Scan the material for the word "color", and copy each line where it shows up.

■ **Figure data in JSON**:
--- begin ---
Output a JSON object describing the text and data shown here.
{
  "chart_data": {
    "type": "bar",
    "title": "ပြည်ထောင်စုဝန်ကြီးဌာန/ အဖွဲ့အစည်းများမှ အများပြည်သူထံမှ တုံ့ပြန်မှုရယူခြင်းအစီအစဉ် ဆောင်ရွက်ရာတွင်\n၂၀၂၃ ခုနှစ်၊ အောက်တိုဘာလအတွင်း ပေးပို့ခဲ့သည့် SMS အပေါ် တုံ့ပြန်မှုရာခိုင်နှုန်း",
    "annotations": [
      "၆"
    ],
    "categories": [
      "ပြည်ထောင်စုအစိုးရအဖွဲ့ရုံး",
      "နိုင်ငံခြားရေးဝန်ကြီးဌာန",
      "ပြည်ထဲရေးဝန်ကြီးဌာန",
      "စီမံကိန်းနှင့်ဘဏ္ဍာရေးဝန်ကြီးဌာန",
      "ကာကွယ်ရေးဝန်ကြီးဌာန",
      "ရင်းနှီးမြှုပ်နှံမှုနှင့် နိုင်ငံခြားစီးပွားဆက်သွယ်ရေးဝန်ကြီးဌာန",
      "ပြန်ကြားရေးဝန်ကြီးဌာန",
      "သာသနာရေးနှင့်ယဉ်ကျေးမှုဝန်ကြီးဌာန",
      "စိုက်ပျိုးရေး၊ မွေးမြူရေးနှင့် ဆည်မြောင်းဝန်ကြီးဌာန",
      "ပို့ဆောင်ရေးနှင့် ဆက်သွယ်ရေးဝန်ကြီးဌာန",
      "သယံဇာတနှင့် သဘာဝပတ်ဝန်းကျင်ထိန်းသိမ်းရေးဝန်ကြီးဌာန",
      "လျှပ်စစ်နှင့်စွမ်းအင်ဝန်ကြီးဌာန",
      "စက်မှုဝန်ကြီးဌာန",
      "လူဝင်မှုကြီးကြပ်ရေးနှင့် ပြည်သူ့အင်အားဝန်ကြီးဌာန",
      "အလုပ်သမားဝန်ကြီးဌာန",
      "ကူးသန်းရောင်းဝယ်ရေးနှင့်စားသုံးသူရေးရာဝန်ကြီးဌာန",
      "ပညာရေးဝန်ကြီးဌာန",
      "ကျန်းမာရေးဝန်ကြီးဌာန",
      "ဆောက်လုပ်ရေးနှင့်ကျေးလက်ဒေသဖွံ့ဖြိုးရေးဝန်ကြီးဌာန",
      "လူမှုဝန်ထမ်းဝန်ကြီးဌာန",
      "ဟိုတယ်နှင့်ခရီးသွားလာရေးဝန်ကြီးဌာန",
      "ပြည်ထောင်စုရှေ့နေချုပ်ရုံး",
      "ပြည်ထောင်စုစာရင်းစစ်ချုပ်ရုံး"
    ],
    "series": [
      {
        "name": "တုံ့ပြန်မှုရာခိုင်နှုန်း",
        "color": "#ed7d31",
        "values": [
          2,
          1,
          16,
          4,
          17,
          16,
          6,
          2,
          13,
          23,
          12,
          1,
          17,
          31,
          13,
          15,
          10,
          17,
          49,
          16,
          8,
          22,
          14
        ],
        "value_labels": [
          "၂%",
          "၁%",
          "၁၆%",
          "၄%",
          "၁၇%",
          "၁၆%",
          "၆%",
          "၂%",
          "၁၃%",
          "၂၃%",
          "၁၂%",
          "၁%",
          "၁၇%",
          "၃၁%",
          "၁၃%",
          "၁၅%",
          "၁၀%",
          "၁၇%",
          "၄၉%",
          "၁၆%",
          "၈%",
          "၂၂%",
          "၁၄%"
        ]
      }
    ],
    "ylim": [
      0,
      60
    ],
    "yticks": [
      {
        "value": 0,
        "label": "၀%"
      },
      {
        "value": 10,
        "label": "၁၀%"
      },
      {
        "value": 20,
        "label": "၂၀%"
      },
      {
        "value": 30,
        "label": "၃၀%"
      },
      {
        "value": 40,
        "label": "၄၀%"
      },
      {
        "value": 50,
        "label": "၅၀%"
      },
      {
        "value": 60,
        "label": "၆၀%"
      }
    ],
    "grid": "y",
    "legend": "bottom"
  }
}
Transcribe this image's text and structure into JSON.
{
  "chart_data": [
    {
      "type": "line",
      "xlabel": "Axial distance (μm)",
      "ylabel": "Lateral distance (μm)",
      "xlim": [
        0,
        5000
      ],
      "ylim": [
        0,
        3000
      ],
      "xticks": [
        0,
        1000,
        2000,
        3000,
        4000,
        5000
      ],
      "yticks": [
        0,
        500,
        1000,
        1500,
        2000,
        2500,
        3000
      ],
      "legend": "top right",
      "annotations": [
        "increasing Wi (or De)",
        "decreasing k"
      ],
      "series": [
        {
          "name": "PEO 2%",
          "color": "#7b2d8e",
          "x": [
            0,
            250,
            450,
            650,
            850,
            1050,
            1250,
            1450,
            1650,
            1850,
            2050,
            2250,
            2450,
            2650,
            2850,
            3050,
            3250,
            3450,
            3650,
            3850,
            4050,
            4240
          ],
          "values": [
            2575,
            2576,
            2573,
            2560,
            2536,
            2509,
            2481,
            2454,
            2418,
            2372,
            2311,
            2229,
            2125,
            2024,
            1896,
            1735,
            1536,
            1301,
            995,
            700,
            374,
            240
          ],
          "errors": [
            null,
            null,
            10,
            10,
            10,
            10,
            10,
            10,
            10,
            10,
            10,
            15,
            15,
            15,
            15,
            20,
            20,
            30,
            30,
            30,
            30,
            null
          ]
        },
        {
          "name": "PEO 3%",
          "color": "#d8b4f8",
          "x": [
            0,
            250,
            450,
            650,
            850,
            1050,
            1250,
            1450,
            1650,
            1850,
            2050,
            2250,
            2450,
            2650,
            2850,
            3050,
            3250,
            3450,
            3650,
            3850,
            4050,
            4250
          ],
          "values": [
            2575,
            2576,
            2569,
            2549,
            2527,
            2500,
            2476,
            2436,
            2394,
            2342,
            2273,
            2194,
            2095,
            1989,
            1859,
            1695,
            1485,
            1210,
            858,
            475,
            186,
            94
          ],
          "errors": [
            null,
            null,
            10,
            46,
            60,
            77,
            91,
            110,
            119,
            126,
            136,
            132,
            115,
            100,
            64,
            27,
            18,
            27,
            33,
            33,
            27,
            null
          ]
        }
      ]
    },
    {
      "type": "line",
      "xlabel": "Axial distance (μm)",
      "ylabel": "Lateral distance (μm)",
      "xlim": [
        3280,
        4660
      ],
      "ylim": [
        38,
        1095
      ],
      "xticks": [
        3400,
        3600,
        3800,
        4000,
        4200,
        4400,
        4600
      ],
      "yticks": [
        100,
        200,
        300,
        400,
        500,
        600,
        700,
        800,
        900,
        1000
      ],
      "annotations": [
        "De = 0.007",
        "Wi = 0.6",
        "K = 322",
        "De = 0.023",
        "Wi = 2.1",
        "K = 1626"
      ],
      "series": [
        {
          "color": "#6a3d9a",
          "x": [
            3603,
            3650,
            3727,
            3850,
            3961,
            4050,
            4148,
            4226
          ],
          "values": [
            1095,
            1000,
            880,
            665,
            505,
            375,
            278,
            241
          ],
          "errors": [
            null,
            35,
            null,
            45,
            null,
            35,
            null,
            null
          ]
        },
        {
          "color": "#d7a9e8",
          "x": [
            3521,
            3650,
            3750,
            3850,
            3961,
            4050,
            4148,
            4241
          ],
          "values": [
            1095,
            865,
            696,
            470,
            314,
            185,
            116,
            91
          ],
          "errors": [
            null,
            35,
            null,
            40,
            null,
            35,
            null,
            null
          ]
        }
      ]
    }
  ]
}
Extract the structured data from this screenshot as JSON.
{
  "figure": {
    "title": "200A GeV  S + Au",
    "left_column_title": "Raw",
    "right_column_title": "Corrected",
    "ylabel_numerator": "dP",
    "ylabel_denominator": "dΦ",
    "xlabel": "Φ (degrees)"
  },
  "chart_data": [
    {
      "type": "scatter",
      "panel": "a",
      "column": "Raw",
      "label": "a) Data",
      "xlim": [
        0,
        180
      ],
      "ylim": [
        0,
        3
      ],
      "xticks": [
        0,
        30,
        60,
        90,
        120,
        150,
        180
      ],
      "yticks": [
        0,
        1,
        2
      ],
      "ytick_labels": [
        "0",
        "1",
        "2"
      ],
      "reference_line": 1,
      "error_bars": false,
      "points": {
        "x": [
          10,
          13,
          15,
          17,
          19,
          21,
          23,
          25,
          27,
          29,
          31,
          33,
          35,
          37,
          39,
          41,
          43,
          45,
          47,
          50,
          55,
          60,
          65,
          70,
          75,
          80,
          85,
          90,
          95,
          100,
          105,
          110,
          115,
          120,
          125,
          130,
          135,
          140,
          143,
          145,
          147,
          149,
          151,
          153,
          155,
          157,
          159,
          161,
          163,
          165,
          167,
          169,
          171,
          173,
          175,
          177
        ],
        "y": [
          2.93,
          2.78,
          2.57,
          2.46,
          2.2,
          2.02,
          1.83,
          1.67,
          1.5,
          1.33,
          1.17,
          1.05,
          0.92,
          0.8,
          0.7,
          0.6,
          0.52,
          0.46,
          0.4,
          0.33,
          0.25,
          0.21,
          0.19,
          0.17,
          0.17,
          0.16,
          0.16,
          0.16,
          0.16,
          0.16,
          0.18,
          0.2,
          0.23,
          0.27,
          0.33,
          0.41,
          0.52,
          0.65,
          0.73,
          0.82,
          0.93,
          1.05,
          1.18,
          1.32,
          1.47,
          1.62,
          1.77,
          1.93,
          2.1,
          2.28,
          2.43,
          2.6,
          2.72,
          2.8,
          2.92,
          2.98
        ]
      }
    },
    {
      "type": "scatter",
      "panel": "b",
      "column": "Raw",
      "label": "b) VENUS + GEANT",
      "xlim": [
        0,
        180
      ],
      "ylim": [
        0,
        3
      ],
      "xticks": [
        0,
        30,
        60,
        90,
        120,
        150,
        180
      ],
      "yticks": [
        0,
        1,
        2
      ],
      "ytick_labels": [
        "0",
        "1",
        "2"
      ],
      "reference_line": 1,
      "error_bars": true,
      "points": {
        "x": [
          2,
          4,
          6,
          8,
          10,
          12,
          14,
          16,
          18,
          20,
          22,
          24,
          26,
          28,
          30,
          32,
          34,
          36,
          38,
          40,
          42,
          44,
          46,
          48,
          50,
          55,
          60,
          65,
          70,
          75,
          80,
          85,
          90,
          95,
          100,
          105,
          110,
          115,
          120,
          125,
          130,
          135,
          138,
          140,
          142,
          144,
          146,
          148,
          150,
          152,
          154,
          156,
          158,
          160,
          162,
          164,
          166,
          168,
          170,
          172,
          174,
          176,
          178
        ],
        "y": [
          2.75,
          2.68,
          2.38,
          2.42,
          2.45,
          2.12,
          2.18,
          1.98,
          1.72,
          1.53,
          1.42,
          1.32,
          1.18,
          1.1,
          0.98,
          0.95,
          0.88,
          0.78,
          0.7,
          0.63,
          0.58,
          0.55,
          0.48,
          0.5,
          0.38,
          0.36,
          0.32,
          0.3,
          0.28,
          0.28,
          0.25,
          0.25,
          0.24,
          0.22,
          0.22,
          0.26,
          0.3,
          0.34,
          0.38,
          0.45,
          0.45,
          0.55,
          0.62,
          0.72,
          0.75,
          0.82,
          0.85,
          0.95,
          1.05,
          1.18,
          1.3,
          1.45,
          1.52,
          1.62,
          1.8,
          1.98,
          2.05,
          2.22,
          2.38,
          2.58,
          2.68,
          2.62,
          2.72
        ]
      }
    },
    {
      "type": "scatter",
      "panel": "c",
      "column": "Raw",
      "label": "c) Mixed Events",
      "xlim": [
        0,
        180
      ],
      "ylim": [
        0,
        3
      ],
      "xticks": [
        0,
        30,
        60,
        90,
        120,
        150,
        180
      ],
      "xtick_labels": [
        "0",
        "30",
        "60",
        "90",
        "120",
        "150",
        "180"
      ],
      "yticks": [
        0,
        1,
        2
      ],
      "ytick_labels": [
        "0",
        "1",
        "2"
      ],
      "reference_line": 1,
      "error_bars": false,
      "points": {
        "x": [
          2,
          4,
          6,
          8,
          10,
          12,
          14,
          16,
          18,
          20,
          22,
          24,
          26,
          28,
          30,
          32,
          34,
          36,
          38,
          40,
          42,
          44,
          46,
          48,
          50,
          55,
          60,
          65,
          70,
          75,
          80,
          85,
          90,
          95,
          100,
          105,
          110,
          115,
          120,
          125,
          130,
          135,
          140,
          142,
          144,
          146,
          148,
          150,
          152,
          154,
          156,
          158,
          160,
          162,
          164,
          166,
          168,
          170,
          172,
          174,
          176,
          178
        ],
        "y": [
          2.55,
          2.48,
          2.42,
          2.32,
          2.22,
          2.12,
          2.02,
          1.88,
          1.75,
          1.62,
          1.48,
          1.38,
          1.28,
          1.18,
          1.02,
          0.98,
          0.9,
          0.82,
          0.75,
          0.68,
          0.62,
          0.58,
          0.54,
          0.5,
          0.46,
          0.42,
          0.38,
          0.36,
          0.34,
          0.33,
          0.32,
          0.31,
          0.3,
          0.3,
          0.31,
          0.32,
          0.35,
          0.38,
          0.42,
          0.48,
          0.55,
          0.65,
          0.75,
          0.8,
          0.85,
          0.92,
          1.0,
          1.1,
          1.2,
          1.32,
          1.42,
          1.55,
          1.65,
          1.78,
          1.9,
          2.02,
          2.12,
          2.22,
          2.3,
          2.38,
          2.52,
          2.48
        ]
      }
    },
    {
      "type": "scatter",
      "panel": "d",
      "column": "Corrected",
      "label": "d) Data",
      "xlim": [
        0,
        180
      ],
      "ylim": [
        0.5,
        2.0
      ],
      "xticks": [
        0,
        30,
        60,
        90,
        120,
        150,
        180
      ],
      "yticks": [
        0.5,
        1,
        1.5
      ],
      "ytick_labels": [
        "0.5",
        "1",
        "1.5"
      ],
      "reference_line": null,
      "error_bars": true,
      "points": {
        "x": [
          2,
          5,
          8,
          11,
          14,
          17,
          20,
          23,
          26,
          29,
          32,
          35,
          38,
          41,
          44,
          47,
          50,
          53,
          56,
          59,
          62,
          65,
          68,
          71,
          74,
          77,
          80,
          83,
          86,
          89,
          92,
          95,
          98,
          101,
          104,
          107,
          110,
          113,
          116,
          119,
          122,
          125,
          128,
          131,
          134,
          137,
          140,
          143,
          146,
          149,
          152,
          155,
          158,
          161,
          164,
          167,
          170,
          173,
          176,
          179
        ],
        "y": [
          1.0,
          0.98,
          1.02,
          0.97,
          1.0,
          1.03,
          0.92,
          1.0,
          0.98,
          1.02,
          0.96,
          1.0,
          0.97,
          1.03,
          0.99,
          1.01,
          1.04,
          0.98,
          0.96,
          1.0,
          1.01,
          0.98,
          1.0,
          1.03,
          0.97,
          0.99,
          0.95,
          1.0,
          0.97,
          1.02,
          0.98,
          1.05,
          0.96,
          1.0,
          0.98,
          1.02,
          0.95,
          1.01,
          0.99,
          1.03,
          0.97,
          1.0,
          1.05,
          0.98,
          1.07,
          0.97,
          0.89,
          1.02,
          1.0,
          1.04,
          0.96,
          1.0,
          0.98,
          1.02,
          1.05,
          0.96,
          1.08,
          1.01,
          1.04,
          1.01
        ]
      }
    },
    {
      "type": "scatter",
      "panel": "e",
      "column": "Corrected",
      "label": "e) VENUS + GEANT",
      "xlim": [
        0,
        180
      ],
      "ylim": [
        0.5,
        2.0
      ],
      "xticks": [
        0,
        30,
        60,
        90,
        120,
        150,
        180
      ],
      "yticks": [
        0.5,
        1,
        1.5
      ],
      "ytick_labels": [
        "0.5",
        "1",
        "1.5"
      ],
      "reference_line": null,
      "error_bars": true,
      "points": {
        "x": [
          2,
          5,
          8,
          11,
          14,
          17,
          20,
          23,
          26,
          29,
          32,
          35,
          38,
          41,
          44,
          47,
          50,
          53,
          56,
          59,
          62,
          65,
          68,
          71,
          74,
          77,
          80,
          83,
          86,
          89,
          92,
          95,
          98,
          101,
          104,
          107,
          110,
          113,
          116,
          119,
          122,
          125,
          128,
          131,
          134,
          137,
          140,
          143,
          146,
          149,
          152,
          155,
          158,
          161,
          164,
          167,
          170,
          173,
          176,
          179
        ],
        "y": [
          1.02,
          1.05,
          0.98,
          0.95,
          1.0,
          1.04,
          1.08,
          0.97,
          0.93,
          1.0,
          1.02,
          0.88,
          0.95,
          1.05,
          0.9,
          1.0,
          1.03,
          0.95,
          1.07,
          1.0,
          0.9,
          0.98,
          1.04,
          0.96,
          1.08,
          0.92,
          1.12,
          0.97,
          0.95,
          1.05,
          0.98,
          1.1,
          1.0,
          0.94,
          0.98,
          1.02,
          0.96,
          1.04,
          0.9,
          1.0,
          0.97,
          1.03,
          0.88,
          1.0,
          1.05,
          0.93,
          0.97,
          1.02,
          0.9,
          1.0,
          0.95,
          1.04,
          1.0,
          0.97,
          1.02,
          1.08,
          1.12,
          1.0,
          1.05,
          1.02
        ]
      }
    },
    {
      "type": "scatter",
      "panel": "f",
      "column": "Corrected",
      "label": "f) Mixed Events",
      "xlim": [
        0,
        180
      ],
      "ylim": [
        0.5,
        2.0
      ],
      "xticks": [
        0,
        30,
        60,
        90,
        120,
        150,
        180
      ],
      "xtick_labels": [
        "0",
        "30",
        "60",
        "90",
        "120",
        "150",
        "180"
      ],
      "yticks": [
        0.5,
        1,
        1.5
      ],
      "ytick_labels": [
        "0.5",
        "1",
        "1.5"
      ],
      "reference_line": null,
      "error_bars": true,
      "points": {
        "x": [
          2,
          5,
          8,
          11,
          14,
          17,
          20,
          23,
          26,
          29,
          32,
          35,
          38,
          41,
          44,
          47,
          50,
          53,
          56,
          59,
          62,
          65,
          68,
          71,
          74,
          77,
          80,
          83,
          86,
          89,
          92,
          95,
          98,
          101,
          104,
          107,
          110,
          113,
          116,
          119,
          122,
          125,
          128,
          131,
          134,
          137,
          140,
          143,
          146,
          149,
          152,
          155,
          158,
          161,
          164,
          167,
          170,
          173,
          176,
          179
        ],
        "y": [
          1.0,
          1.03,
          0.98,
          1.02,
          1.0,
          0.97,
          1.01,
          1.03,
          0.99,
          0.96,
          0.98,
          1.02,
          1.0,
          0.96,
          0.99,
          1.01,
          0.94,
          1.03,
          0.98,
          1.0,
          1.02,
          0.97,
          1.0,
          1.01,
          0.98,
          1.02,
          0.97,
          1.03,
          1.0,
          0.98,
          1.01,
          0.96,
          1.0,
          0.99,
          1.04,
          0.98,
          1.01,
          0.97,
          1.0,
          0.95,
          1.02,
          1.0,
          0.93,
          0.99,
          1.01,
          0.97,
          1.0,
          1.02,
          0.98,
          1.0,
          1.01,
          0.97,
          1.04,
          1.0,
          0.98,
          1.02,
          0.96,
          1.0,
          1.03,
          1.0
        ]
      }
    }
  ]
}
--- end ---
■ **Solution**:
        "color": "#ed7d31",
          "color": "#7b2d8e",
          "color": "#d8b4f8",
          "color": "#6a3d9a",
          "color": "#d7a9e8",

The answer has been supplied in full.